Task description: Reproduce every one of the following lines verbatim, with no changes of any kind.

(Excerpts from a layout annotation set)
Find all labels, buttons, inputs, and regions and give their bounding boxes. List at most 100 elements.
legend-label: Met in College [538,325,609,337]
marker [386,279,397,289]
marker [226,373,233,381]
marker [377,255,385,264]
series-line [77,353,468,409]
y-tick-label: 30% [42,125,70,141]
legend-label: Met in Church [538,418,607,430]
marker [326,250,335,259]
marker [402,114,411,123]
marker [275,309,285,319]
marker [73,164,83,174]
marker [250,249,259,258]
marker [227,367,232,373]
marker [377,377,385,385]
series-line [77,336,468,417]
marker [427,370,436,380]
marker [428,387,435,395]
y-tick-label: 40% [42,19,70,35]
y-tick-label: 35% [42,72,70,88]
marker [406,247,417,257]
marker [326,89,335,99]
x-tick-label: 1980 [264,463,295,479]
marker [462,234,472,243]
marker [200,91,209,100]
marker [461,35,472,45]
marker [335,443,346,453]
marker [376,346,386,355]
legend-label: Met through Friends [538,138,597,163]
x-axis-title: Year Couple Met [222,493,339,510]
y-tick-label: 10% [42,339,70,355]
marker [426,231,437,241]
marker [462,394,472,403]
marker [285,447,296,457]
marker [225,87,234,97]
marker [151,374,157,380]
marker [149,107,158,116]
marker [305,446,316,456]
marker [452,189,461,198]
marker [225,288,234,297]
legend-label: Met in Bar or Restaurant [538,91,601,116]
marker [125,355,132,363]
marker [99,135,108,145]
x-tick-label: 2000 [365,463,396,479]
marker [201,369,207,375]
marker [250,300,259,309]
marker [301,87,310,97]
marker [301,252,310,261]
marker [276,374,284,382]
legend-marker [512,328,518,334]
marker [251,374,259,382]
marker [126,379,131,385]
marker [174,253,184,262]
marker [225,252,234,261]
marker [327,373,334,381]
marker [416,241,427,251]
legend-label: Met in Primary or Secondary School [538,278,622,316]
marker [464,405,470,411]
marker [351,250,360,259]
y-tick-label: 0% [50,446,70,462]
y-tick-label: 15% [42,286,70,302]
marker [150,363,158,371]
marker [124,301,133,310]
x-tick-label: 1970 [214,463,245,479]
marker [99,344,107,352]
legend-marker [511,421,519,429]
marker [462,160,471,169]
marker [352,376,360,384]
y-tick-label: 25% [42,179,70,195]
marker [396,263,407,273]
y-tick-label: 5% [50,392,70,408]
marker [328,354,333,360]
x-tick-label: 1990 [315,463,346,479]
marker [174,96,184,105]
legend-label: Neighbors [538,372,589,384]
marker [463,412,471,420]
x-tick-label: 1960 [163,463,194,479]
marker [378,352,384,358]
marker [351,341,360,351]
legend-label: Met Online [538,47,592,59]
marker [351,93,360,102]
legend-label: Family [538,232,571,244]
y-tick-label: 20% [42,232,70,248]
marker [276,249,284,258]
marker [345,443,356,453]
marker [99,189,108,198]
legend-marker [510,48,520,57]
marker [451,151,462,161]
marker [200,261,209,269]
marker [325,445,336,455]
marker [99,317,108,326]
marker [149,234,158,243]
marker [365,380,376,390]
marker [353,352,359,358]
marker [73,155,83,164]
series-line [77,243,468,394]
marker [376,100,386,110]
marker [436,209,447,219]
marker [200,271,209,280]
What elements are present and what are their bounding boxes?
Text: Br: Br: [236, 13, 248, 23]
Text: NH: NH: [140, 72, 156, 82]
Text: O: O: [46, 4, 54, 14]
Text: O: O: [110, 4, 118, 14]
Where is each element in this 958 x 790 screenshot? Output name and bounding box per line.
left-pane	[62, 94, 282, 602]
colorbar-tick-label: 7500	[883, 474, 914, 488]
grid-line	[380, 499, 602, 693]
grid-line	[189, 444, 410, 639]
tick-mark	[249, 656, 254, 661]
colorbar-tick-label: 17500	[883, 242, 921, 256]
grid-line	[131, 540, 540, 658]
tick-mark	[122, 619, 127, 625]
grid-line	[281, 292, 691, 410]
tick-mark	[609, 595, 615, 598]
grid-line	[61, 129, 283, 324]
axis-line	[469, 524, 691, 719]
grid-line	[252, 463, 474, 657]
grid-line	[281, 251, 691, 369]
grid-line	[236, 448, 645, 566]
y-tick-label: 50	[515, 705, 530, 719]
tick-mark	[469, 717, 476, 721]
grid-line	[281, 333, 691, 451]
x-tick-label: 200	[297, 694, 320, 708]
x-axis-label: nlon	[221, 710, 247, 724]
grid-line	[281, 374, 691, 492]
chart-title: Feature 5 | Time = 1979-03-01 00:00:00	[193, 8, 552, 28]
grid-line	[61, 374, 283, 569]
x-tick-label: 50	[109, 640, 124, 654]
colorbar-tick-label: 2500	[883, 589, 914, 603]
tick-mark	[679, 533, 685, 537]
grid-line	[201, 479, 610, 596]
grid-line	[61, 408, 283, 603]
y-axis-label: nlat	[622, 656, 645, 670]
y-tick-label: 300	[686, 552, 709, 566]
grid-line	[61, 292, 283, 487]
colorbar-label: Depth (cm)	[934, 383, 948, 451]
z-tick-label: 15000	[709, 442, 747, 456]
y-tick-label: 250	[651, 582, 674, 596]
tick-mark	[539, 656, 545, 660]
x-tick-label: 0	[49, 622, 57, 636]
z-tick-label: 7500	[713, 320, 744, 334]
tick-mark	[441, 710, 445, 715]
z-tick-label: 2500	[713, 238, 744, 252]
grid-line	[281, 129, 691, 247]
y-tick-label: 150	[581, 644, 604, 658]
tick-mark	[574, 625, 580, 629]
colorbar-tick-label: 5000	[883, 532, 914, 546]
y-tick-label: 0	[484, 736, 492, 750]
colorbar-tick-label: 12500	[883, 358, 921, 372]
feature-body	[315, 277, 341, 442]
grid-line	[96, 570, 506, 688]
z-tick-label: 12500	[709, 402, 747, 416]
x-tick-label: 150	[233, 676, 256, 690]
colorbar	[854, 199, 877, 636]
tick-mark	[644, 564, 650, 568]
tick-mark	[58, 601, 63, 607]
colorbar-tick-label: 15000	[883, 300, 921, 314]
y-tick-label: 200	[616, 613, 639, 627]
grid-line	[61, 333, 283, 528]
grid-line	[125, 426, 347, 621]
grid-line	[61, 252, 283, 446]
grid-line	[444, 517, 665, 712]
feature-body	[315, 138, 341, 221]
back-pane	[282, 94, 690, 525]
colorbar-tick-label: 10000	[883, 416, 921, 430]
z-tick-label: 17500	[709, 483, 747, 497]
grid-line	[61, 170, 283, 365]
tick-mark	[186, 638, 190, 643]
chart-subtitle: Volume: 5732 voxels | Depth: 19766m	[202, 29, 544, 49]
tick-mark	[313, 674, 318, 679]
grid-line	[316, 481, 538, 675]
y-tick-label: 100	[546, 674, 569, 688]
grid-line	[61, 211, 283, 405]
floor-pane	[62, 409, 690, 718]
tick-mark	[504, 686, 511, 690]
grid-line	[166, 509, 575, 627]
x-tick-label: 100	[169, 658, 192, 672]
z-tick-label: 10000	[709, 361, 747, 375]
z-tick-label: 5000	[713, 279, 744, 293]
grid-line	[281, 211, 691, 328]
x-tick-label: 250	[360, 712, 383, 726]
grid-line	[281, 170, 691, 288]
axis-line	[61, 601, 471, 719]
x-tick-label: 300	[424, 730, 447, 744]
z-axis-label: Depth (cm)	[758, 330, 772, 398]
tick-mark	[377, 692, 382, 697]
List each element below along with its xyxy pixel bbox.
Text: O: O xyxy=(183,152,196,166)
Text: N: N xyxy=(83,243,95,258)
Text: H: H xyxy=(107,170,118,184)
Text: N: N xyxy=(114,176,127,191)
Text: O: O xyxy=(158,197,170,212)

Answer to the exercise:
Find all labels, buttons, inputs, and regions and give their bounding boxes. List at most 100 elements.
legend-label: Met in College [538,325,609,337]
marker [386,279,397,289]
marker [226,373,233,381]
marker [377,255,385,264]
series-line [77,353,468,409]
y-tick-label: 30% [42,125,70,141]
legend-label: Met in Church [538,418,607,430]
marker [326,250,335,259]
marker [402,114,411,123]
marker [275,309,285,319]
marker [73,164,83,174]
marker [250,249,259,258]
marker [227,367,232,373]
marker [377,377,385,385]
series-line [77,336,468,417]
marker [427,370,436,380]
marker [428,387,435,395]
y-tick-label: 40% [42,19,70,35]
y-tick-label: 35% [42,72,70,88]
marker [406,247,417,257]
marker [326,89,335,99]
x-tick-label: 1980 [264,463,295,479]
marker [462,234,472,243]
marker [200,91,209,100]
marker [461,35,472,45]
marker [335,443,346,453]
marker [376,346,386,355]
legend-label: Met through Friends [538,138,597,163]
x-axis-title: Year Couple Met [222,493,339,510]
y-tick-label: 10% [42,339,70,355]
marker [426,231,437,241]
marker [462,394,472,403]
marker [285,447,296,457]
marker [225,87,234,97]
marker [151,374,157,380]
marker [149,107,158,116]
marker [305,446,316,456]
marker [452,189,461,198]
marker [225,288,234,297]
legend-label: Met in Bar or Restaurant [538,91,601,116]
marker [125,355,132,363]
marker [99,135,108,145]
x-tick-label: 2000 [365,463,396,479]
marker [201,369,207,375]
marker [250,300,259,309]
marker [301,87,310,97]
marker [301,252,310,261]
marker [276,374,284,382]
legend-marker [512,328,518,334]
marker [251,374,259,382]
marker [126,379,131,385]
marker [174,253,184,262]
marker [225,252,234,261]
marker [327,373,334,381]
marker [416,241,427,251]
legend-label: Met in Primary or Secondary School [538,278,622,316]
marker [464,405,470,411]
marker [351,250,360,259]
y-tick-label: 0% [50,446,70,462]
y-tick-label: 15% [42,286,70,302]
marker [150,363,158,371]
marker [124,301,133,310]
x-tick-label: 1970 [214,463,245,479]
marker [99,344,107,352]
legend-marker [511,421,519,429]
marker [462,160,471,169]
marker [352,376,360,384]
y-tick-label: 25% [42,179,70,195]
marker [396,263,407,273]
y-tick-label: 5% [50,392,70,408]
marker [328,354,333,360]
x-tick-label: 1990 [315,463,346,479]
marker [174,96,184,105]
legend-label: Neighbors [538,372,589,384]
marker [463,412,471,420]
x-tick-label: 1960 [163,463,194,479]
marker [378,352,384,358]
marker [351,341,360,351]
legend-label: Met Online [538,47,592,59]
marker [351,93,360,102]
legend-label: Family [538,232,571,244]
y-tick-label: 20% [42,232,70,248]
marker [276,249,284,258]
marker [345,443,356,453]
marker [99,189,108,198]
legend-marker [510,48,520,57]
marker [451,151,462,161]
marker [200,261,209,269]
marker [325,445,336,455]
marker [99,317,108,326]
marker [149,234,158,243]
marker [365,380,376,390]
marker [353,352,359,358]
marker [73,155,83,164]
series-line [77,243,468,394]
marker [376,100,386,110]
marker [436,209,447,219]
marker [200,271,209,280]
What elements are present and what are their bounding boxes?
Text: Br: Br: [236, 13, 248, 23]
Text: NH: NH: [140, 72, 156, 82]
Text: O: O: [46, 4, 54, 14]
Text: O: O: [110, 4, 118, 14]
Where is each element in this 958 x 790 screenshot? Output name and bounding box per line.
left-pane	[62, 94, 282, 602]
colorbar-tick-label: 7500	[883, 474, 914, 488]
grid-line	[380, 499, 602, 693]
grid-line	[189, 444, 410, 639]
tick-mark	[249, 656, 254, 661]
colorbar-tick-label: 17500	[883, 242, 921, 256]
grid-line	[131, 540, 540, 658]
tick-mark	[122, 619, 127, 625]
grid-line	[281, 292, 691, 410]
tick-mark	[609, 595, 615, 598]
grid-line	[61, 129, 283, 324]
axis-line	[469, 524, 691, 719]
grid-line	[252, 463, 474, 657]
grid-line	[281, 251, 691, 369]
grid-line	[236, 448, 645, 566]
y-tick-label: 50	[515, 705, 530, 719]
tick-mark	[469, 717, 476, 721]
grid-line	[281, 333, 691, 451]
x-tick-label: 200	[297, 694, 320, 708]
x-axis-label: nlon	[221, 710, 247, 724]
grid-line	[281, 374, 691, 492]
chart-title: Feature 5 | Time = 1979-03-01 00:00:00	[193, 8, 552, 28]
grid-line	[61, 374, 283, 569]
x-tick-label: 50	[109, 640, 124, 654]
colorbar-tick-label: 2500	[883, 589, 914, 603]
tick-mark	[679, 533, 685, 537]
grid-line	[201, 479, 610, 596]
grid-line	[61, 408, 283, 603]
y-axis-label: nlat	[622, 656, 645, 670]
y-tick-label: 300	[686, 552, 709, 566]
grid-line	[61, 292, 283, 487]
colorbar-label: Depth (cm)	[934, 383, 948, 451]
z-tick-label: 15000	[709, 442, 747, 456]
y-tick-label: 250	[651, 582, 674, 596]
tick-mark	[539, 656, 545, 660]
x-tick-label: 0	[49, 622, 57, 636]
z-tick-label: 7500	[713, 320, 744, 334]
tick-mark	[441, 710, 445, 715]
z-tick-label: 2500	[713, 238, 744, 252]
grid-line	[281, 129, 691, 247]
y-tick-label: 150	[581, 644, 604, 658]
tick-mark	[574, 625, 580, 629]
colorbar-tick-label: 5000	[883, 532, 914, 546]
y-tick-label: 0	[484, 736, 492, 750]
colorbar-tick-label: 12500	[883, 358, 921, 372]
feature-body	[315, 277, 341, 442]
grid-line	[96, 570, 506, 688]
z-tick-label: 12500	[709, 402, 747, 416]
x-tick-label: 150	[233, 676, 256, 690]
colorbar	[854, 199, 877, 636]
tick-mark	[644, 564, 650, 568]
tick-mark	[58, 601, 63, 607]
colorbar-tick-label: 15000	[883, 300, 921, 314]
y-tick-label: 200	[616, 613, 639, 627]
grid-line	[61, 333, 283, 528]
grid-line	[125, 426, 347, 621]
grid-line	[61, 252, 283, 446]
grid-line	[444, 517, 665, 712]
feature-body	[315, 138, 341, 221]
back-pane	[282, 94, 690, 525]
colorbar-tick-label: 10000	[883, 416, 921, 430]
z-tick-label: 17500	[709, 483, 747, 497]
grid-line	[61, 170, 283, 365]
tick-mark	[186, 638, 190, 643]
chart-subtitle: Volume: 5732 voxels | Depth: 19766m	[202, 29, 544, 49]
tick-mark	[313, 674, 318, 679]
grid-line	[316, 481, 538, 675]
y-tick-label: 100	[546, 674, 569, 688]
grid-line	[61, 211, 283, 405]
floor-pane	[62, 409, 690, 718]
tick-mark	[504, 686, 511, 690]
grid-line	[166, 509, 575, 627]
x-tick-label: 100	[169, 658, 192, 672]
z-tick-label: 10000	[709, 361, 747, 375]
z-tick-label: 5000	[713, 279, 744, 293]
grid-line	[281, 211, 691, 328]
x-tick-label: 250	[360, 712, 383, 726]
grid-line	[281, 170, 691, 288]
axis-line	[61, 601, 471, 719]
x-tick-label: 300	[424, 730, 447, 744]
z-axis-label: Depth (cm)	[758, 330, 772, 398]
tick-mark	[377, 692, 382, 697]
List each element below along with its xyxy pixel bbox.
Text: O: O xyxy=(183,152,196,166)
Text: N: N xyxy=(83,243,95,258)
Text: H: H xyxy=(107,170,118,184)
Text: N: N xyxy=(114,176,127,191)
Text: O: O xyxy=(158,197,170,212)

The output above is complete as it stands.